▸ Data entries
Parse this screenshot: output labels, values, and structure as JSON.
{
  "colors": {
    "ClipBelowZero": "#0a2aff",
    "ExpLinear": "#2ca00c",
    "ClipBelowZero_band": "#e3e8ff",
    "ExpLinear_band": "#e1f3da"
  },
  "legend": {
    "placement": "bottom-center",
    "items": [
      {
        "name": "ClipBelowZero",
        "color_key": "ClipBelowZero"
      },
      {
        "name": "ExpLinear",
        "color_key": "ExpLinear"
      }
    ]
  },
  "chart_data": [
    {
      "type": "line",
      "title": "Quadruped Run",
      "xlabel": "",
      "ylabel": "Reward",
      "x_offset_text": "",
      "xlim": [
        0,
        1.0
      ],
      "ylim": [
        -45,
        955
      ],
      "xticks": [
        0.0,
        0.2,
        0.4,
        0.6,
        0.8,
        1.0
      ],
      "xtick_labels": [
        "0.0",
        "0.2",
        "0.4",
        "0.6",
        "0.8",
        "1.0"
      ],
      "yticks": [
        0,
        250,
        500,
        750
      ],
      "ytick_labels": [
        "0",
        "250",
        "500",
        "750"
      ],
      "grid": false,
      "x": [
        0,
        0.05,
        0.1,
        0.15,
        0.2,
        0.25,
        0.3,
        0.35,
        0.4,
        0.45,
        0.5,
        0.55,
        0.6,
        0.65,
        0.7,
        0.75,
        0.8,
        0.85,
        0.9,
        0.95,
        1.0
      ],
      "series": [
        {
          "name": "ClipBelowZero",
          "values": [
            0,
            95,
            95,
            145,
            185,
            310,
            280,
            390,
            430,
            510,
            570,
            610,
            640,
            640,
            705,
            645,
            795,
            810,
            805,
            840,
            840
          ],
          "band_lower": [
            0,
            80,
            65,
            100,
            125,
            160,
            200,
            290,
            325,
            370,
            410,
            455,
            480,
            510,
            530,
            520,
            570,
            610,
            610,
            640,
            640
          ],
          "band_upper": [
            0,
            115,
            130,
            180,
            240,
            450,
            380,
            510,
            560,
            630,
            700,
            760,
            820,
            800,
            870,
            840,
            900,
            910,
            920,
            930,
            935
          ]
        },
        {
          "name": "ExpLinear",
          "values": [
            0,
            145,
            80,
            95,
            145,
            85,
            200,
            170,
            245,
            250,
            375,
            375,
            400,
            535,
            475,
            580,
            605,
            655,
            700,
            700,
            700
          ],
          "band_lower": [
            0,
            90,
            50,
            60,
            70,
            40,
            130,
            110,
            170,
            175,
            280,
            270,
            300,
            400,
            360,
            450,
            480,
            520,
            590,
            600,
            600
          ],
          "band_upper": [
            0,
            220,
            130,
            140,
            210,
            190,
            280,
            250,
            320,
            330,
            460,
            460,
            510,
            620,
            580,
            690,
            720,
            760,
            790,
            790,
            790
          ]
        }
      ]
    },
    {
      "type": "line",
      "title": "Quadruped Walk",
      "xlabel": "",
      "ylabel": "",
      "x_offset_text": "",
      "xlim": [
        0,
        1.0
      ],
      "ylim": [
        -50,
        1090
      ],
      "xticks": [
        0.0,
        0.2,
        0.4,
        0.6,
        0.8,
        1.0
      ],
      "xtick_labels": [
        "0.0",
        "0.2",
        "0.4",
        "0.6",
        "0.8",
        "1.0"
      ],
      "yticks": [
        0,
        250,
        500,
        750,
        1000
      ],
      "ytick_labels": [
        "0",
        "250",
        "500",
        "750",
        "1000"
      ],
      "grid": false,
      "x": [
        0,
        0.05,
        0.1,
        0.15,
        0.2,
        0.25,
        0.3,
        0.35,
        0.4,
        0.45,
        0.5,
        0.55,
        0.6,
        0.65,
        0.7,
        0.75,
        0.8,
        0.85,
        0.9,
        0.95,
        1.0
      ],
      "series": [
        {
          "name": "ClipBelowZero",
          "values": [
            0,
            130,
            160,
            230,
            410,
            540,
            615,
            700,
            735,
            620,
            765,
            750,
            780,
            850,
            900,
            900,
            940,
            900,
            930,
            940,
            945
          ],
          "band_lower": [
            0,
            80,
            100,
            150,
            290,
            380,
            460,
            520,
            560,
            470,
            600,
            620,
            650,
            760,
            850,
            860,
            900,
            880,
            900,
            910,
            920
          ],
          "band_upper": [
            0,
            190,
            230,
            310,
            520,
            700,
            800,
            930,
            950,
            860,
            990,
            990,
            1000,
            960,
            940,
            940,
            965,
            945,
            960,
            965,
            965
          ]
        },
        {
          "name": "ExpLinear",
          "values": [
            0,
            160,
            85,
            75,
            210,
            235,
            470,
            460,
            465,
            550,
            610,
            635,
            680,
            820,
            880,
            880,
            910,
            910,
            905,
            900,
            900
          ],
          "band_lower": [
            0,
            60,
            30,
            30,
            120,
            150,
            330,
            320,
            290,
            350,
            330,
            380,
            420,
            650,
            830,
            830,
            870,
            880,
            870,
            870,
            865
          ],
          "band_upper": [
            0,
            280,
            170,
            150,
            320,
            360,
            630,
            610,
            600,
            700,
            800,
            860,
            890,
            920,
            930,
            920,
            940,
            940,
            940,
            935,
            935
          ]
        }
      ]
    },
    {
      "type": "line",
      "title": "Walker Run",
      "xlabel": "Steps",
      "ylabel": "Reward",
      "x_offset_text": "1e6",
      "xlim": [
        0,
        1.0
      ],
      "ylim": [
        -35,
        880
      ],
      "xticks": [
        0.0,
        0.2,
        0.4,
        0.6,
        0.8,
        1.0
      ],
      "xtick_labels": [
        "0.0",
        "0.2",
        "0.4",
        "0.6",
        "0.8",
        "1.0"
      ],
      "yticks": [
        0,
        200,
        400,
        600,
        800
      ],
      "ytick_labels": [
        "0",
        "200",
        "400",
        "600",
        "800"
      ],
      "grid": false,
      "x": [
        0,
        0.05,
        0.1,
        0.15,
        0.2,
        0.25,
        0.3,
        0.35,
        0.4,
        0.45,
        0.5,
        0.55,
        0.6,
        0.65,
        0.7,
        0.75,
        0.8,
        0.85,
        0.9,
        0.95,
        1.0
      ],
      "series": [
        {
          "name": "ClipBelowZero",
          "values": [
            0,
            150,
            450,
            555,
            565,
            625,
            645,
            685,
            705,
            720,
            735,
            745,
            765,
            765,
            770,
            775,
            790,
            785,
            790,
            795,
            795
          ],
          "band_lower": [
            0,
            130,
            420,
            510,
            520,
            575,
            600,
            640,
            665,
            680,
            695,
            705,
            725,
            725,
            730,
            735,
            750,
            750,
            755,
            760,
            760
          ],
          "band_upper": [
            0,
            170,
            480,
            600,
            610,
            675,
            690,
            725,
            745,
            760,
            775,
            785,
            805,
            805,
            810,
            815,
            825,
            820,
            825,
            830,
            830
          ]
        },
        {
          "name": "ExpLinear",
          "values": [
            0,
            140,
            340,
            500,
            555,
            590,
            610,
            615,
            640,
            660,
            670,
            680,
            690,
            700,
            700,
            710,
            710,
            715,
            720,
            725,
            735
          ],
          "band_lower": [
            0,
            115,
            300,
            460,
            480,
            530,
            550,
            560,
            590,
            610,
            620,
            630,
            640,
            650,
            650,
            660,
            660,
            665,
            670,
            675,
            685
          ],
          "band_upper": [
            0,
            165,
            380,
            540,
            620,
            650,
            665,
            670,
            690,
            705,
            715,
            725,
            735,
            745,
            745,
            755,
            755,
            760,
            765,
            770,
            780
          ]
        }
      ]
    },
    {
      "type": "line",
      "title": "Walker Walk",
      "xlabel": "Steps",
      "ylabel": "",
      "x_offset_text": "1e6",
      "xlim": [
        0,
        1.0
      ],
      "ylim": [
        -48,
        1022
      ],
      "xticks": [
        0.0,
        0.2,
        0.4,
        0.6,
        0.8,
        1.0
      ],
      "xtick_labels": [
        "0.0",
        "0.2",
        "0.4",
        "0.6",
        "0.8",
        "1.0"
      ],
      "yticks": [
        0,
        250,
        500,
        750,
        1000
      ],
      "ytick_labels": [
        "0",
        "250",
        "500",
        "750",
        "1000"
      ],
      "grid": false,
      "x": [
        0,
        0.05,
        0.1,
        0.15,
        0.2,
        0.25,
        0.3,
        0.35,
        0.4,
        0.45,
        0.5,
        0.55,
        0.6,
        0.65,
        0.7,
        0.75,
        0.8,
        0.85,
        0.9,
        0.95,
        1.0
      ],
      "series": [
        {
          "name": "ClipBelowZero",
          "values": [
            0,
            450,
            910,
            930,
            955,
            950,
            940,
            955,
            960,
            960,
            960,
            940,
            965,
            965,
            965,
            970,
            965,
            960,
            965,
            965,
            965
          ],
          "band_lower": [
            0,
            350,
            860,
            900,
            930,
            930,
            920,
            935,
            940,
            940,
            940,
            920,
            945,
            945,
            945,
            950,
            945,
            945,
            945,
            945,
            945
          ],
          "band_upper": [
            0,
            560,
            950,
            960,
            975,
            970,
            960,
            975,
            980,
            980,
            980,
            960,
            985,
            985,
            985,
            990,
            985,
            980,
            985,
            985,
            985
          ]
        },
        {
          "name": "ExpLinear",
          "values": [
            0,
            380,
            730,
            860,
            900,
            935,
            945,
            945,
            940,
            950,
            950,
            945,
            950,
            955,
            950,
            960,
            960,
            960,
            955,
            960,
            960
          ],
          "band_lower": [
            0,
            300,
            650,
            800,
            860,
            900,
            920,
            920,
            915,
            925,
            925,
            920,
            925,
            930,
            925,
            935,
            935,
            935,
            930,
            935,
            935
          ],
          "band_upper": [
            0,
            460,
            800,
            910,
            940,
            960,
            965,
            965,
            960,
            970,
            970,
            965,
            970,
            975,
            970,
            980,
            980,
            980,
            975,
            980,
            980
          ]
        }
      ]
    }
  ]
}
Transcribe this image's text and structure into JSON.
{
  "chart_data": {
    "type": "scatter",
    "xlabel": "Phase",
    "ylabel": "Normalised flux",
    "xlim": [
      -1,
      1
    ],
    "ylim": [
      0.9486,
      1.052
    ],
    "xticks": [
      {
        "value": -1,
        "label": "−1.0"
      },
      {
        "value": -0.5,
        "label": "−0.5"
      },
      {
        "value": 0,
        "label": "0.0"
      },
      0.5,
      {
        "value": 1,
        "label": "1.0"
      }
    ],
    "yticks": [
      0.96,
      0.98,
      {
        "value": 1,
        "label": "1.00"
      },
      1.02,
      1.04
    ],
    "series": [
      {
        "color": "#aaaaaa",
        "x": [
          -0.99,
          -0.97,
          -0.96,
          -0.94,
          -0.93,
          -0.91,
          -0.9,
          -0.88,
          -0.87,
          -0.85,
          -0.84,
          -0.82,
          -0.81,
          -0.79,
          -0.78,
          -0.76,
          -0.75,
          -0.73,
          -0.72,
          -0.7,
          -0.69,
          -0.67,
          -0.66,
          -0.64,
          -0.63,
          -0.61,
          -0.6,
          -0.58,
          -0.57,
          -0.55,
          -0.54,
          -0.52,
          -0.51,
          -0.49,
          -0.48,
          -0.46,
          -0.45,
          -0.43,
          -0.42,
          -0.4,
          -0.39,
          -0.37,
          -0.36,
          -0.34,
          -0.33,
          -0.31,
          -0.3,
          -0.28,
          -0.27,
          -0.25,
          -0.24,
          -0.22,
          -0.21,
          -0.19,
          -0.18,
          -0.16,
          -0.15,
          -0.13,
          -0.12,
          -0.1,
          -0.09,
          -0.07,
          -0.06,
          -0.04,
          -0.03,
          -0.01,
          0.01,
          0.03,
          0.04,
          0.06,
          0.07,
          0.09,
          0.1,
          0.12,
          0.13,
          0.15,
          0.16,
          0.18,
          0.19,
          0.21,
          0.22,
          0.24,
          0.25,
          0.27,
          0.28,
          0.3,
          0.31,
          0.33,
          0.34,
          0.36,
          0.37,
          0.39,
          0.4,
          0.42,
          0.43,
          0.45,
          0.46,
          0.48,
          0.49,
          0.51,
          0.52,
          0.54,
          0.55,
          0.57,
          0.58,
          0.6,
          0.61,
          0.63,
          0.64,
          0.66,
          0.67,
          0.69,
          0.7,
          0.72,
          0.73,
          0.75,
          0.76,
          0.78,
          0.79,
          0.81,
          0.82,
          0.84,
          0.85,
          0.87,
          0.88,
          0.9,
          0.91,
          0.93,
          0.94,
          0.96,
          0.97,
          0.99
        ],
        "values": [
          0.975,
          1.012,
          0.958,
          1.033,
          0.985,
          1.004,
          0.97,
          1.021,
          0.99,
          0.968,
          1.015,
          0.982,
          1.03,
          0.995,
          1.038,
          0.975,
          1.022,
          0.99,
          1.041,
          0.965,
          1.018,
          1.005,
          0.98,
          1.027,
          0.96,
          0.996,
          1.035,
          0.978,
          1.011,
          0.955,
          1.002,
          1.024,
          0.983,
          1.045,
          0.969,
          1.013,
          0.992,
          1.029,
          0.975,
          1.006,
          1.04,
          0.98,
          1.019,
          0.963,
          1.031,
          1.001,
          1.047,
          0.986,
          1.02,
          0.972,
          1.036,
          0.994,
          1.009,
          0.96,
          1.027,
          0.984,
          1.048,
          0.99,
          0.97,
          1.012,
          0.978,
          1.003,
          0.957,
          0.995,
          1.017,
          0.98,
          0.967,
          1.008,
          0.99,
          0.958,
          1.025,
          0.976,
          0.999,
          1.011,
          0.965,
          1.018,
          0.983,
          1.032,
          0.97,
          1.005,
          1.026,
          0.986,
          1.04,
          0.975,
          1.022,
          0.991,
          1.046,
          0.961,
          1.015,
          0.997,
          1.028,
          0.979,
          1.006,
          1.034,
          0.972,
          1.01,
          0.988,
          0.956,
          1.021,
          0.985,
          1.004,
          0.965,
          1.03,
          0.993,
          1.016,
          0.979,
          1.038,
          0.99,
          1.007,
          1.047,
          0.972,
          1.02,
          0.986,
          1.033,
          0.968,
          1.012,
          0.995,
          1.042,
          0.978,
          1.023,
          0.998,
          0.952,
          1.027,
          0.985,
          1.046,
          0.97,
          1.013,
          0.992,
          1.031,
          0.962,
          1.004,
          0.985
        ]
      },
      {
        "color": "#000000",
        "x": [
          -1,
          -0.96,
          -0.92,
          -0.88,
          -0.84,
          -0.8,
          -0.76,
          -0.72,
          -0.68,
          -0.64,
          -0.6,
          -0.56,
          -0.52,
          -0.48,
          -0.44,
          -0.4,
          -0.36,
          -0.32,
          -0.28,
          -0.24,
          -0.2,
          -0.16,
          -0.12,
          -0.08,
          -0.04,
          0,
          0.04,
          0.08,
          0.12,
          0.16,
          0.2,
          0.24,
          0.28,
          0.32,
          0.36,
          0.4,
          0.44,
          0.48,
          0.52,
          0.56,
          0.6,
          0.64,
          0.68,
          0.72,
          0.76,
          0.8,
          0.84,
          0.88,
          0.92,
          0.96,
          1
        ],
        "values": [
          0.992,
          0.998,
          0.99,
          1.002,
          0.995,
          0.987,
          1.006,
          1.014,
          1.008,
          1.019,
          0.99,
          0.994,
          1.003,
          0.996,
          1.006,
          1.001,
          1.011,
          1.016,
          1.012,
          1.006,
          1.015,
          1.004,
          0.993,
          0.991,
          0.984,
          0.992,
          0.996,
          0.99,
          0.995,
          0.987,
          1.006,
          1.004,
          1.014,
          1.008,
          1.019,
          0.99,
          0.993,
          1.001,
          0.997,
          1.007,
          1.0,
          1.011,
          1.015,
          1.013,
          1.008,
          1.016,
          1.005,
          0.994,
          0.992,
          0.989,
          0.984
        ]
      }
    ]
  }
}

▸ Task to carry out
Look over the records above and copy each line that includes the string "JSON".

▸ Written answer
Parse this screenshot: output labels, values, and structure as JSON.
Transcribe this image's text and structure into JSON.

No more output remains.